_PROBLEM REQUIREMENTS_. Your task is to copy the listing exactly, with the pictures left out.

_DATA FOR PROCESSING_.
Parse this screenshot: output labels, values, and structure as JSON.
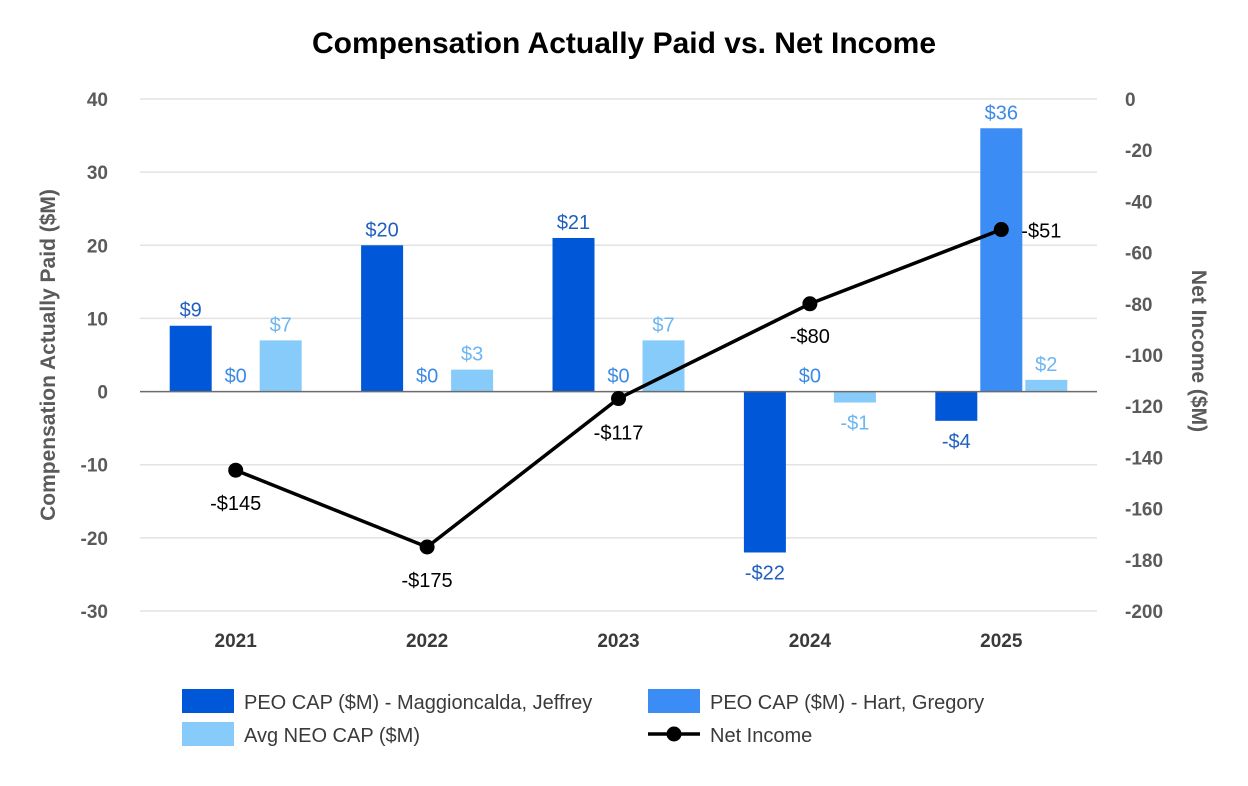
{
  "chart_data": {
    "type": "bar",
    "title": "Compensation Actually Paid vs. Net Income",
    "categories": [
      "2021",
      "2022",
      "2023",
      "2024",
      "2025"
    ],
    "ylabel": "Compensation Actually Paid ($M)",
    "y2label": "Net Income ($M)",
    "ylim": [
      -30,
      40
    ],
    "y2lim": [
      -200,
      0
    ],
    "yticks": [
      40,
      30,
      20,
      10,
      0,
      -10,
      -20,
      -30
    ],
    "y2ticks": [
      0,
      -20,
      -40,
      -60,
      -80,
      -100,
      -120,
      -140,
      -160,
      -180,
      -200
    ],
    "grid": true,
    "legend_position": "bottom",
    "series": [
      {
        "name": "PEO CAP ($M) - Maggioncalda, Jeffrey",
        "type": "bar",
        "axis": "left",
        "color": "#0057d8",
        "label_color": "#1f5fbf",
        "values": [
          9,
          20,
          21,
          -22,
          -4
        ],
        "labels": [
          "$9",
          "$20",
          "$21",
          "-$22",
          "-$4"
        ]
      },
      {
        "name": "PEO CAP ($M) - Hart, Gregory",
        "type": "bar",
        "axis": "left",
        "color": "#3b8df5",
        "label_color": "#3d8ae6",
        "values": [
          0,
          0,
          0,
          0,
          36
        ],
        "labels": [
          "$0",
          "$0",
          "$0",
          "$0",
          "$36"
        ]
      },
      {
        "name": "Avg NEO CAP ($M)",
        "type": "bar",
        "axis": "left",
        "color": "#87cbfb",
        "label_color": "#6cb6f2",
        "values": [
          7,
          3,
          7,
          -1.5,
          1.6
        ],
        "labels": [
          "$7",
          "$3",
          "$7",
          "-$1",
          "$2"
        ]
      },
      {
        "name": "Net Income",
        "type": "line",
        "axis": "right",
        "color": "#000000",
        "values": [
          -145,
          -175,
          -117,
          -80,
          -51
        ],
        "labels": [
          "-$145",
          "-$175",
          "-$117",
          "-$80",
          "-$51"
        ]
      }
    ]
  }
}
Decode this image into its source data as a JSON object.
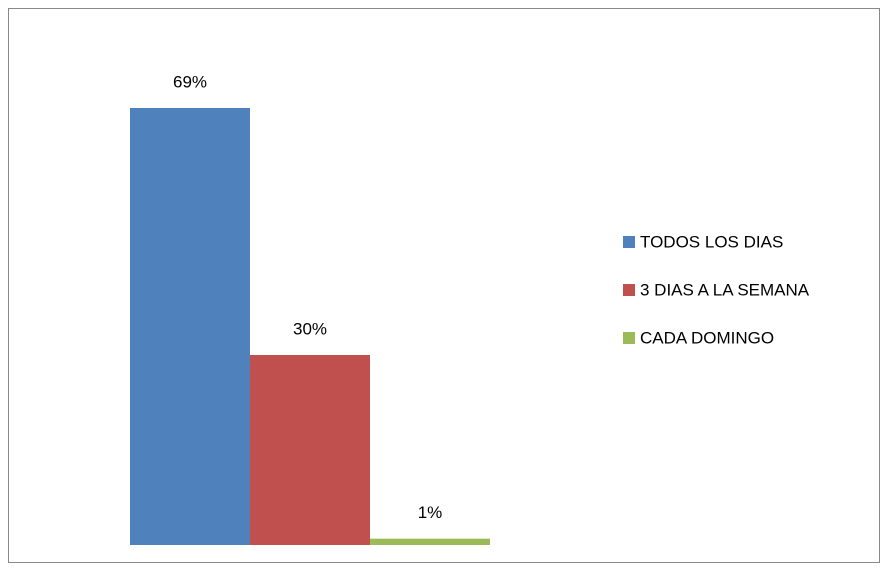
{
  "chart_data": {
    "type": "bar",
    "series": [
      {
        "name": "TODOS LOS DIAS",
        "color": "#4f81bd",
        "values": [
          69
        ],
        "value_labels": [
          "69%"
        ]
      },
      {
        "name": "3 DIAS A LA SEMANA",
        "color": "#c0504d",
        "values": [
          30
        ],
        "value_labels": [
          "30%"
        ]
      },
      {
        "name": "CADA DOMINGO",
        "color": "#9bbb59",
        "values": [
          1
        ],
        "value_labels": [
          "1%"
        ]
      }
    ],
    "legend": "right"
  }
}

_TASK ANSWER_.
Parse this screenshot: output labels, values, and structure as JSON.
{
  "chart_data": {
    "type": "bar",
    "title": "Compensation Actually Paid vs. Net Income",
    "categories": [
      "2021",
      "2022",
      "2023",
      "2024",
      "2025"
    ],
    "ylabel": "Compensation Actually Paid ($M)",
    "y2label": "Net Income ($M)",
    "ylim": [
      -30,
      40
    ],
    "y2lim": [
      -200,
      0
    ],
    "yticks": [
      40,
      30,
      20,
      10,
      0,
      -10,
      -20,
      -30
    ],
    "y2ticks": [
      0,
      -20,
      -40,
      -60,
      -80,
      -100,
      -120,
      -140,
      -160,
      -180,
      -200
    ],
    "grid": true,
    "legend_position": "bottom",
    "series": [
      {
        "name": "PEO CAP ($M) - Maggioncalda, Jeffrey",
        "type": "bar",
        "axis": "left",
        "color": "#0057d8",
        "label_color": "#1f5fbf",
        "values": [
          9,
          20,
          21,
          -22,
          -4
        ],
        "labels": [
          "$9",
          "$20",
          "$21",
          "-$22",
          "-$4"
        ]
      },
      {
        "name": "PEO CAP ($M) - Hart, Gregory",
        "type": "bar",
        "axis": "left",
        "color": "#3b8df5",
        "label_color": "#3d8ae6",
        "values": [
          0,
          0,
          0,
          0,
          36
        ],
        "labels": [
          "$0",
          "$0",
          "$0",
          "$0",
          "$36"
        ]
      },
      {
        "name": "Avg NEO CAP ($M)",
        "type": "bar",
        "axis": "left",
        "color": "#87cbfb",
        "label_color": "#6cb6f2",
        "values": [
          7,
          3,
          7,
          -1.5,
          1.6
        ],
        "labels": [
          "$7",
          "$3",
          "$7",
          "-$1",
          "$2"
        ]
      },
      {
        "name": "Net Income",
        "type": "line",
        "axis": "right",
        "color": "#000000",
        "values": [
          -145,
          -175,
          -117,
          -80,
          -51
        ],
        "labels": [
          "-$145",
          "-$175",
          "-$117",
          "-$80",
          "-$51"
        ]
      }
    ]
  }
}
Decode this image into its source data as a JSON object.
{
  "chart_data": {
    "type": "bar",
    "series": [
      {
        "name": "TODOS LOS DIAS",
        "color": "#4f81bd",
        "values": [
          69
        ],
        "value_labels": [
          "69%"
        ]
      },
      {
        "name": "3 DIAS A LA SEMANA",
        "color": "#c0504d",
        "values": [
          30
        ],
        "value_labels": [
          "30%"
        ]
      },
      {
        "name": "CADA DOMINGO",
        "color": "#9bbb59",
        "values": [
          1
        ],
        "value_labels": [
          "1%"
        ]
      }
    ],
    "legend": "right"
  }
}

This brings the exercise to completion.